22 июля русские превосходящими силами атаковали Заппенкопф, и нас бросили в бой как полковой резерв, чтобы залатать брешь от прорыва. В ходе суровых боев один двадцатилетний эльзасец был тяжело ранен, отчего потом скончался, пока его несли в полковой госпиталь. Тем же вечером его взводный фельдфебель собрал все личные вещи солдата. Уже установилось правило, что надо отделять вещи, которые следует отправлять родственникам погибшего, от тех, которые семье не потребуются. Выполняя эти неприятные обязанности, этот фельдфебель подошел ко мне и попросил разговора наедине. И вручил мне письмо, написанное матерью погибшего солдата:
«Наш дорогой сын, вот тебя отправили в далекую Россию как немецкого солдата. Придет во Франции для нас время, когда солнце вновь засияет. Мы слышали, что русские очень хорошо обращаются с эльзасцами. Соседка мне рассказывала, что написала своему мужу, умоляя его сдаться в русский плен. Бросай свою винтовку и уходи к русским. Наверняка они с тобой хорошо обойдутся».

ЗАДАНИЕ |
Определите, согласуются ли с исходным текстом утверждения 1., 2., 3.; на каждое ответьте «да» или «нет» и дословно приведите решающие слова текста. 1. Эльзасец умер, пока его несли в полковой госпиталь. 2. Письмо погибшему солдату написал его отец. 3. В письме сыну советуют бросить винтовку и уйти к русским. Опирайтесь только на исходный текст.

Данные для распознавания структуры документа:
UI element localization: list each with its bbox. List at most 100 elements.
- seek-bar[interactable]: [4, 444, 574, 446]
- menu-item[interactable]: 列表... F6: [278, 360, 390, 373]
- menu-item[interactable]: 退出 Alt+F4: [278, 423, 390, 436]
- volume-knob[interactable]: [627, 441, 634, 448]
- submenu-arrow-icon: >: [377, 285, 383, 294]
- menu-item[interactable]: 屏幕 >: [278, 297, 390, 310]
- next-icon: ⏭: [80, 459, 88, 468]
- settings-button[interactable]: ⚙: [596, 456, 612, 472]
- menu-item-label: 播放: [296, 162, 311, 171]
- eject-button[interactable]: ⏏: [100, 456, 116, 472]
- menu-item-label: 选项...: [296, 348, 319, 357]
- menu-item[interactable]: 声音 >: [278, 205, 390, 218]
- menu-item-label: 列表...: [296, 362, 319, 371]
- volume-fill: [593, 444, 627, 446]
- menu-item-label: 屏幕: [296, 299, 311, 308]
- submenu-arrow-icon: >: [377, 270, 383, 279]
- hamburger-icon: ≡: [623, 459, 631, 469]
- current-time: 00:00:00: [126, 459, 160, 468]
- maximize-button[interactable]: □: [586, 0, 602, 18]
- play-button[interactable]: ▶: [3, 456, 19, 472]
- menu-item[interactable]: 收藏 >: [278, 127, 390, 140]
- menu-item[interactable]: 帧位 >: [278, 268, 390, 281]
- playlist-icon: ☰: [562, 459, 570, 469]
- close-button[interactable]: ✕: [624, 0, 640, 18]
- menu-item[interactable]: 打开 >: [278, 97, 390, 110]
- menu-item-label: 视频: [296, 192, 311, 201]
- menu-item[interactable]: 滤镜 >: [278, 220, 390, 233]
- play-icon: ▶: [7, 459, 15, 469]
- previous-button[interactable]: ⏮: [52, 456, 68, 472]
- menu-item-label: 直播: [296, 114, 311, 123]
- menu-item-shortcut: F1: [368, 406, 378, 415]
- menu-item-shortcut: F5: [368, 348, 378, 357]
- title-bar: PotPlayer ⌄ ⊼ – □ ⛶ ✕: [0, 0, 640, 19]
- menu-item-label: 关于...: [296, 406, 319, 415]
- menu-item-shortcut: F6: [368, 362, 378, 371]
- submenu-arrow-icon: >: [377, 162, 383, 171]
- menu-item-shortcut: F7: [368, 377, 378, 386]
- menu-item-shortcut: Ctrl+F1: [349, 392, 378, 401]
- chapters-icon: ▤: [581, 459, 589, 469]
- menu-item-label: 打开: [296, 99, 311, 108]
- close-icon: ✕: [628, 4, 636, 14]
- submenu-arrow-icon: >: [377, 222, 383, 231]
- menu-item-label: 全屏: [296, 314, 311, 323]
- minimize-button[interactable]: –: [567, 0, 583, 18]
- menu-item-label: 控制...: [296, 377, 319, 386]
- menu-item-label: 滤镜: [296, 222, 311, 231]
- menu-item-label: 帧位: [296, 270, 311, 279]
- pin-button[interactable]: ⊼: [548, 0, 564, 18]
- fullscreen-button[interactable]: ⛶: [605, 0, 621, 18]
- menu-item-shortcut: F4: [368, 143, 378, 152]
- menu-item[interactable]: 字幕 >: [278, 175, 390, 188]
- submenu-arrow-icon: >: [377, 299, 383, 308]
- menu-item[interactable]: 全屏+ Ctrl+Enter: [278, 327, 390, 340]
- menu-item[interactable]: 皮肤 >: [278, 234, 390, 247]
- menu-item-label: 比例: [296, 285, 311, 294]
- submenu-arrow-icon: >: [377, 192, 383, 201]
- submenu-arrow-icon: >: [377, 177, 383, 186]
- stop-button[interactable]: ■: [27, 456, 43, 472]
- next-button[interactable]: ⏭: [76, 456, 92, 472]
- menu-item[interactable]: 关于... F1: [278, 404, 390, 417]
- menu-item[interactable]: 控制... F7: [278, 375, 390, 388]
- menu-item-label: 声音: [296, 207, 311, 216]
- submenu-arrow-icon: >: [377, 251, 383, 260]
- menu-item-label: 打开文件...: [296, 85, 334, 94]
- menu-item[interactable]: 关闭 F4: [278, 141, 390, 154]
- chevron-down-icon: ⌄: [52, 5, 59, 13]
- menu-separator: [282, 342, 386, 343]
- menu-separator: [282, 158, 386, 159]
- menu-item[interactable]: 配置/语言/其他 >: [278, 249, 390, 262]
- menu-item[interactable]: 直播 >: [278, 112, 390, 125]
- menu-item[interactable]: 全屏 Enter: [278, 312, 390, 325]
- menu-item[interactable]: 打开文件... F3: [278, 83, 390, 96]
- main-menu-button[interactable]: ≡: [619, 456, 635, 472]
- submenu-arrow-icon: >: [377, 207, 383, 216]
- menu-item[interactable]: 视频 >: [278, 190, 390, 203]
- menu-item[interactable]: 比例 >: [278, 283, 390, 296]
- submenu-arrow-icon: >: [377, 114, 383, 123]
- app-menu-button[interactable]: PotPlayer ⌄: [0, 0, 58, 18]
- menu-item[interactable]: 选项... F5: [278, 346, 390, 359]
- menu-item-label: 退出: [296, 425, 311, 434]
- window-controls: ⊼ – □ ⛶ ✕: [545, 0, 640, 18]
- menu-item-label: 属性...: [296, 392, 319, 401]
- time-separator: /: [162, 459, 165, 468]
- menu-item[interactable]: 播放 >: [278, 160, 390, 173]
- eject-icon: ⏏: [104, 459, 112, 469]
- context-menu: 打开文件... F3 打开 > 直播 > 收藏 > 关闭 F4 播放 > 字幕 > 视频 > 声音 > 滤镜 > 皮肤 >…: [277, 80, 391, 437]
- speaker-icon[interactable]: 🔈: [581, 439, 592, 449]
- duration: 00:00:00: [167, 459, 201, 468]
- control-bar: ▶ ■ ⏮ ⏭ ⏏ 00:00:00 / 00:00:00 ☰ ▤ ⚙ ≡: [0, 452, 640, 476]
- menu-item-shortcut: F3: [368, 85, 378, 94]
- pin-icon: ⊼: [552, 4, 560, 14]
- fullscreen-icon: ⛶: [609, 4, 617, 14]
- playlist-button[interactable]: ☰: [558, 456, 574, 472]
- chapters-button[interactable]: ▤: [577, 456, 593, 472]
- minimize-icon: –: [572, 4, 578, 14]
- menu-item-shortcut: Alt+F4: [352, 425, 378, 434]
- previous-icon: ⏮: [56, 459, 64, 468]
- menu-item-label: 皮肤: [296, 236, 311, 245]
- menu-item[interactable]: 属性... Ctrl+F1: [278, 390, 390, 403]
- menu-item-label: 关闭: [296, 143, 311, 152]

ОТВЕТ |
1. Да: «скончался, пока его несли в полковой госпиталь».
2. Нет: «письмо, написанное матерью погибшего солдата».
3. Да: «Бросай свою винтовку и уходи к русским».